**Problem to work on**
Transcribe the records that follow. Keep every word exactly, and drop the pictures.

**Items**
------------
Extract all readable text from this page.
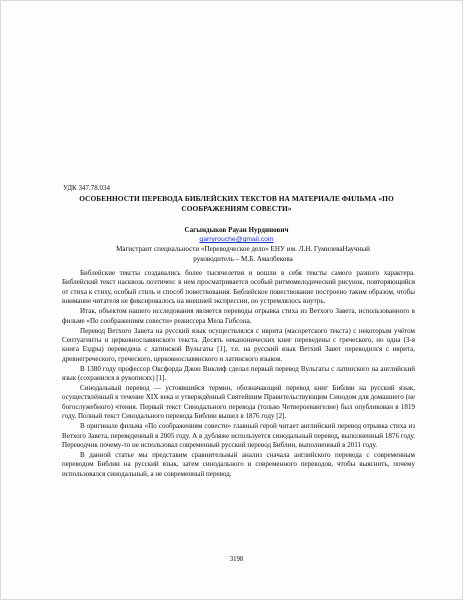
УДК 347.78.034
ОСОБЕННОСТИ ПЕРЕВОДА БИБЛЕЙСКИХ ТЕКСТОВ НА МАТЕРИАЛЕ ФИЛЬМА «ПО СООБРАЖЕНИЯМ СОВЕСТИ»
Сагындыков Рауан Нурдинович
garryrouche@gmail.com
Магистрант специальности «Переводческое дело» ЕНУ им. Л.Н. ГумилеваНаучный руководитель – М.Б. Амалбекова

Библейские тексты создавались более тысячелетия и вошли в себя тексты самого разного характера. Библейский текст насквозь поэтичен: в нем просматривается особый ритмомелодический рисунок, повторяющийся от стиха к стиху, особый стиль и способ повествования. Библейское повествование построено таким образом, чтобы внимание читателя не фиксировалось на внешней экспрессии, но устремлялось внутрь.

Итак, объектом нашего исследования является переводы отрывка стиха из Ветхого Завета, использованного в фильме «По соображениям совести» режиссера Мела Гибсона.

Перевод Ветхого Завета на русский язык осуществлялся с иврита (масоретского текста) с некоторым учётом Септуагинты и церковнославянского текста. Десять неканонических книг переведены с греческого, но одна (3-я книга Ездры) переведена с латинской Вульгаты [1], т.е. на русский язык Ветхий Завет переводился с иврита, древнегреческого, греческого, церковнославянского и латинского языков.

В 1380 году профессор Оксфорда Джон Виклиф сделал первый перевод Вульгаты с латинского на английский язык (сохранился в рукописях) [1].

Синодальный перевод — устоявшийся термин, обозначающий перевод книг Библии на русский язык, осуществлённый в течение XIX века и утверждённый Святейшим Правительствующим Синодом для домашнего (не богослужебного) чтения. Первый текст Синодального перевода (только Четвероевангелие) был опубликован в 1819 году. Полный текст Синодального перевода Библии вышел в 1876 году [2].

В оригинале фильма «По соображениям совести» главный герой читает английский перевод отрывка стиха из Ветхого Завета, переведенный в 2005 году. А в дубляже используется синодальный перевод, выполненный 1876 году. Переводчик почему-то не использовал современный русский перевод Библии, выполненный в 2011 году.

В данной статье мы представим сравнительный анализ сначала английского перевода с современным переводом Библии на русский язык, затем синодального и современного переводов, чтобы выяснить, почему использовался синодальный, а не современный перевод.

3198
------------
**Final result**
Extract all readable text from this page.
УДК 347.78.034
ОСОБЕННОСТИ ПЕРЕВОДА БИБЛЕЙСКИХ ТЕКСТОВ НА МАТЕРИАЛЕ ФИЛЬМА «ПО СООБРАЖЕНИЯМ СОВЕСТИ»
Сагындыков Рауан Нурдинович
garryrouche@gmail.com
Магистрант специальности «Переводческое дело» ЕНУ им. Л.Н. ГумилеваНаучный руководитель – М.Б. Амалбекова

Библейские тексты создавались более тысячелетия и вошли в себя тексты самого разного характера. Библейский текст насквозь поэтичен: в нем просматривается особый ритмомелодический рисунок, повторяющийся от стиха к стиху, особый стиль и способ повествования. Библейское повествование построено таким образом, чтобы внимание читателя не фиксировалось на внешней экспрессии, но устремлялось внутрь.

Итак, объектом нашего исследования является переводы отрывка стиха из Ветхого Завета, использованного в фильме «По соображениям совести» режиссера Мела Гибсона.

Перевод Ветхого Завета на русский язык осуществлялся с иврита (масоретского текста) с некоторым учётом Септуагинты и церковнославянского текста. Десять неканонических книг переведены с греческого, но одна (3-я книга Ездры) переведена с латинской Вульгаты [1], т.е. на русский язык Ветхий Завет переводился с иврита, древнегреческого, греческого, церковнославянского и латинского языков.

В 1380 году профессор Оксфорда Джон Виклиф сделал первый перевод Вульгаты с латинского на английский язык (сохранился в рукописях) [1].

Синодальный перевод — устоявшийся термин, обозначающий перевод книг Библии на русский язык, осуществлённый в течение XIX века и утверждённый Святейшим Правительствующим Синодом для домашнего (не богослужебного) чтения. Первый текст Синодального перевода (только Четвероевангелие) был опубликован в 1819 году. Полный текст Синодального перевода Библии вышел в 1876 году [2].

В оригинале фильма «По соображениям совести» главный герой читает английский перевод отрывка стиха из Ветхого Завета, переведенный в 2005 году. А в дубляже используется синодальный перевод, выполненный 1876 году. Переводчик почему-то не использовал современный русский перевод Библии, выполненный в 2011 году.

В данной статье мы представим сравнительный анализ сначала английского перевода с современным переводом Библии на русский язык, затем синодального и современного переводов, чтобы выяснить, почему использовался синодальный, а не современный перевод.

3198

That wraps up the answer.